YOUR GOAL
What follows is a listing to be transcribed exactly.
##########
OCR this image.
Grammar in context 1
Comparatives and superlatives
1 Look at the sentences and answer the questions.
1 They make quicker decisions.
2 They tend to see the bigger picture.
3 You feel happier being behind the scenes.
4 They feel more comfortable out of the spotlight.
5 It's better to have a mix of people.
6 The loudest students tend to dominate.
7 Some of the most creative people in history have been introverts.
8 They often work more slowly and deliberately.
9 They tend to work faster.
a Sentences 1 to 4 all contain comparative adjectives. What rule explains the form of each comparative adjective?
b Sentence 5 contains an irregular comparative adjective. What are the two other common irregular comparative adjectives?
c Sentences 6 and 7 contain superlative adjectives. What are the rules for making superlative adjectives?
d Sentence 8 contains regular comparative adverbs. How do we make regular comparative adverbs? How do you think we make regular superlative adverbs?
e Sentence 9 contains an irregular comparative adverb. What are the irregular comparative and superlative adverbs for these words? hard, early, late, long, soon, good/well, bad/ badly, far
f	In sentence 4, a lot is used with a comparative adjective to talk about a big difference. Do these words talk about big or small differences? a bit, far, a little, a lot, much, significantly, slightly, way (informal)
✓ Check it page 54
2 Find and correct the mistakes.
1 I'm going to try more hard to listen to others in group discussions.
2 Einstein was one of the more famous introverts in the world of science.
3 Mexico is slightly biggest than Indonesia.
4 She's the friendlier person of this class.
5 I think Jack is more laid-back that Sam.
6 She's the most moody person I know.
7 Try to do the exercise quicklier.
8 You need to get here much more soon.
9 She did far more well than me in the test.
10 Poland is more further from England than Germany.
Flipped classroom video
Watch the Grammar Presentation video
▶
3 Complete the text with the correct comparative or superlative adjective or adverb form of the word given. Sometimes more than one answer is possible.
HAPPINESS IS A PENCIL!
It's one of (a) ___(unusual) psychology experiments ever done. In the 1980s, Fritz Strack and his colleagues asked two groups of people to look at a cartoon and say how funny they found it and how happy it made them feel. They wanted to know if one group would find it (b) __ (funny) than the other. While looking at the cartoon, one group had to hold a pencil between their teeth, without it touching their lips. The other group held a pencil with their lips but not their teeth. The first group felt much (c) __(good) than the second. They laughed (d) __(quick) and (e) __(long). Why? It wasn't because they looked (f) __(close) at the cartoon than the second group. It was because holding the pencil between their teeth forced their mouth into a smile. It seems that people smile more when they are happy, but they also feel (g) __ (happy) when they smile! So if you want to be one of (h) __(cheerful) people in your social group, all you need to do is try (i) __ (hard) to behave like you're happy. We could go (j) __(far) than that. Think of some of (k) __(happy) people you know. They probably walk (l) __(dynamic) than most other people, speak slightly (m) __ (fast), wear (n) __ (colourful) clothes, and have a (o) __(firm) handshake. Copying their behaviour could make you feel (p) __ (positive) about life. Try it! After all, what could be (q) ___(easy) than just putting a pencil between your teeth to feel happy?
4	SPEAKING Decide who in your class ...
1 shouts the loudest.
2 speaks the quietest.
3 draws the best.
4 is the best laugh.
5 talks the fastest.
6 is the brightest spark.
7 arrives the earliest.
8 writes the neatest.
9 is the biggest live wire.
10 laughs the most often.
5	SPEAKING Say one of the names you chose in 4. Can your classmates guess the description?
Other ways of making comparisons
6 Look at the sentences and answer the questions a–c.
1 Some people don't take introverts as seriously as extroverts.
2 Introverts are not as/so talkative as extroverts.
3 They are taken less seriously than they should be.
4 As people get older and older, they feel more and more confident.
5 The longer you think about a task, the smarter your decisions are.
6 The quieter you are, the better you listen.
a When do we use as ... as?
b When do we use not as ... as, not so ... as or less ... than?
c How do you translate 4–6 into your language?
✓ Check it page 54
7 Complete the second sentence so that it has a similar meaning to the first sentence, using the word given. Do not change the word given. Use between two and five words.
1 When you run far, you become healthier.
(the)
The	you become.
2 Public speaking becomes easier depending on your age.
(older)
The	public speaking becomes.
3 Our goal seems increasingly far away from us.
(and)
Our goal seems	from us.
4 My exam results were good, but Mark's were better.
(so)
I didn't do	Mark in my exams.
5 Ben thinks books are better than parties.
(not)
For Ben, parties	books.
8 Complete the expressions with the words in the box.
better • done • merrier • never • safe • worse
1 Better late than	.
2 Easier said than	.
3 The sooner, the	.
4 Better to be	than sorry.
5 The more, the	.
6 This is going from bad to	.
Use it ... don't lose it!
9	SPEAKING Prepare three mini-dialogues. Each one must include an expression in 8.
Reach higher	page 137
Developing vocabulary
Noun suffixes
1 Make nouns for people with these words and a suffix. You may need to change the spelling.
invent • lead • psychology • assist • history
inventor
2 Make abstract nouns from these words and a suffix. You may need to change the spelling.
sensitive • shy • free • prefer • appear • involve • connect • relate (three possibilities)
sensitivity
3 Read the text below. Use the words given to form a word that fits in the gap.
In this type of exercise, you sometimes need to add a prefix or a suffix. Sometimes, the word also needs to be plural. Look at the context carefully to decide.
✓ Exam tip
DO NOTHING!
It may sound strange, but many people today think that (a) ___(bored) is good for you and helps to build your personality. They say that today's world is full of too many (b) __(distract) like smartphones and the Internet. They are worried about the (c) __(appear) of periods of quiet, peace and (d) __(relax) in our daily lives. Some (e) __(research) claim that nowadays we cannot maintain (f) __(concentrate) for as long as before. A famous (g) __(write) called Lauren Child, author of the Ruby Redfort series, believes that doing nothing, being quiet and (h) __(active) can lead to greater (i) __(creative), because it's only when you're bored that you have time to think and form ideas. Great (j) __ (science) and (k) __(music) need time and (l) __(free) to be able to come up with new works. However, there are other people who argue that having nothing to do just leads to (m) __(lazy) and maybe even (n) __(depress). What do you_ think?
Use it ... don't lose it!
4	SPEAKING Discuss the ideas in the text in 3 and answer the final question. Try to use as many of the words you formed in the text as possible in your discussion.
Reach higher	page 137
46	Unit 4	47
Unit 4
##########
COMPLETE RESPONSE
OCR this image.
Grammar in context 1
Comparatives and superlatives
1 Look at the sentences and answer the questions.
1 They make quicker decisions.
2 They tend to see the bigger picture.
3 You feel happier being behind the scenes.
4 They feel more comfortable out of the spotlight.
5 It's better to have a mix of people.
6 The loudest students tend to dominate.
7 Some of the most creative people in history have been introverts.
8 They often work more slowly and deliberately.
9 They tend to work faster.
a Sentences 1 to 4 all contain comparative adjectives. What rule explains the form of each comparative adjective?
b Sentence 5 contains an irregular comparative adjective. What are the two other common irregular comparative adjectives?
c Sentences 6 and 7 contain superlative adjectives. What are the rules for making superlative adjectives?
d Sentence 8 contains regular comparative adverbs. How do we make regular comparative adverbs? How do you think we make regular superlative adverbs?
e Sentence 9 contains an irregular comparative adverb. What are the irregular comparative and superlative adverbs for these words? hard, early, late, long, soon, good/well, bad/ badly, far
f	In sentence 4, a lot is used with a comparative adjective to talk about a big difference. Do these words talk about big or small differences? a bit, far, a little, a lot, much, significantly, slightly, way (informal)
✓ Check it page 54
2 Find and correct the mistakes.
1 I'm going to try more hard to listen to others in group discussions.
2 Einstein was one of the more famous introverts in the world of science.
3 Mexico is slightly biggest than Indonesia.
4 She's the friendlier person of this class.
5 I think Jack is more laid-back that Sam.
6 She's the most moody person I know.
7 Try to do the exercise quicklier.
8 You need to get here much more soon.
9 She did far more well than me in the test.
10 Poland is more further from England than Germany.
Flipped classroom video
Watch the Grammar Presentation video
▶
3 Complete the text with the correct comparative or superlative adjective or adverb form of the word given. Sometimes more than one answer is possible.
HAPPINESS IS A PENCIL!
It's one of (a) ___(unusual) psychology experiments ever done. In the 1980s, Fritz Strack and his colleagues asked two groups of people to look at a cartoon and say how funny they found it and how happy it made them feel. They wanted to know if one group would find it (b) __ (funny) than the other. While looking at the cartoon, one group had to hold a pencil between their teeth, without it touching their lips. The other group held a pencil with their lips but not their teeth. The first group felt much (c) __(good) than the second. They laughed (d) __(quick) and (e) __(long). Why? It wasn't because they looked (f) __(close) at the cartoon than the second group. It was because holding the pencil between their teeth forced their mouth into a smile. It seems that people smile more when they are happy, but they also feel (g) __ (happy) when they smile! So if you want to be one of (h) __(cheerful) people in your social group, all you need to do is try (i) __ (hard) to behave like you're happy. We could go (j) __(far) than that. Think of some of (k) __(happy) people you know. They probably walk (l) __(dynamic) than most other people, speak slightly (m) __ (fast), wear (n) __ (colourful) clothes, and have a (o) __(firm) handshake. Copying their behaviour could make you feel (p) __ (positive) about life. Try it! After all, what could be (q) ___(easy) than just putting a pencil between your teeth to feel happy?
4	SPEAKING Decide who in your class ...
1 shouts the loudest.
2 speaks the quietest.
3 draws the best.
4 is the best laugh.
5 talks the fastest.
6 is the brightest spark.
7 arrives the earliest.
8 writes the neatest.
9 is the biggest live wire.
10 laughs the most often.
5	SPEAKING Say one of the names you chose in 4. Can your classmates guess the description?
Other ways of making comparisons
6 Look at the sentences and answer the questions a–c.
1 Some people don't take introverts as seriously as extroverts.
2 Introverts are not as/so talkative as extroverts.
3 They are taken less seriously than they should be.
4 As people get older and older, they feel more and more confident.
5 The longer you think about a task, the smarter your decisions are.
6 The quieter you are, the better you listen.
a When do we use as ... as?
b When do we use not as ... as, not so ... as or less ... than?
c How do you translate 4–6 into your language?
✓ Check it page 54
7 Complete the second sentence so that it has a similar meaning to the first sentence, using the word given. Do not change the word given. Use between two and five words.
1 When you run far, you become healthier.
(the)
The	you become.
2 Public speaking becomes easier depending on your age.
(older)
The	public speaking becomes.
3 Our goal seems increasingly far away from us.
(and)
Our goal seems	from us.
4 My exam results were good, but Mark's were better.
(so)
I didn't do	Mark in my exams.
5 Ben thinks books are better than parties.
(not)
For Ben, parties	books.
8 Complete the expressions with the words in the box.
better • done • merrier • never • safe • worse
1 Better late than	.
2 Easier said than	.
3 The sooner, the	.
4 Better to be	than sorry.
5 The more, the	.
6 This is going from bad to	.
Use it ... don't lose it!
9	SPEAKING Prepare three mini-dialogues. Each one must include an expression in 8.
Reach higher	page 137
Developing vocabulary
Noun suffixes
1 Make nouns for people with these words and a suffix. You may need to change the spelling.
invent • lead • psychology • assist • history
inventor
2 Make abstract nouns from these words and a suffix. You may need to change the spelling.
sensitive • shy • free • prefer • appear • involve • connect • relate (three possibilities)
sensitivity
3 Read the text below. Use the words given to form a word that fits in the gap.
In this type of exercise, you sometimes need to add a prefix or a suffix. Sometimes, the word also needs to be plural. Look at the context carefully to decide.
✓ Exam tip
DO NOTHING!
It may sound strange, but many people today think that (a) ___(bored) is good for you and helps to build your personality. They say that today's world is full of too many (b) __(distract) like smartphones and the Internet. They are worried about the (c) __(appear) of periods of quiet, peace and (d) __(relax) in our daily lives. Some (e) __(research) claim that nowadays we cannot maintain (f) __(concentrate) for as long as before. A famous (g) __(write) called Lauren Child, author of the Ruby Redfort series, believes that doing nothing, being quiet and (h) __(active) can lead to greater (i) __(creative), because it's only when you're bored that you have time to think and form ideas. Great (j) __ (science) and (k) __(music) need time and (l) __(free) to be able to come up with new works. However, there are other people who argue that having nothing to do just leads to (m) __(lazy) and maybe even (n) __(depress). What do you_ think?
Use it ... don't lose it!
4	SPEAKING Discuss the ideas in the text in 3 and answer the final question. Try to use as many of the words you formed in the text as possible in your discussion.
Reach higher	page 137
46	Unit 4	47
Unit 4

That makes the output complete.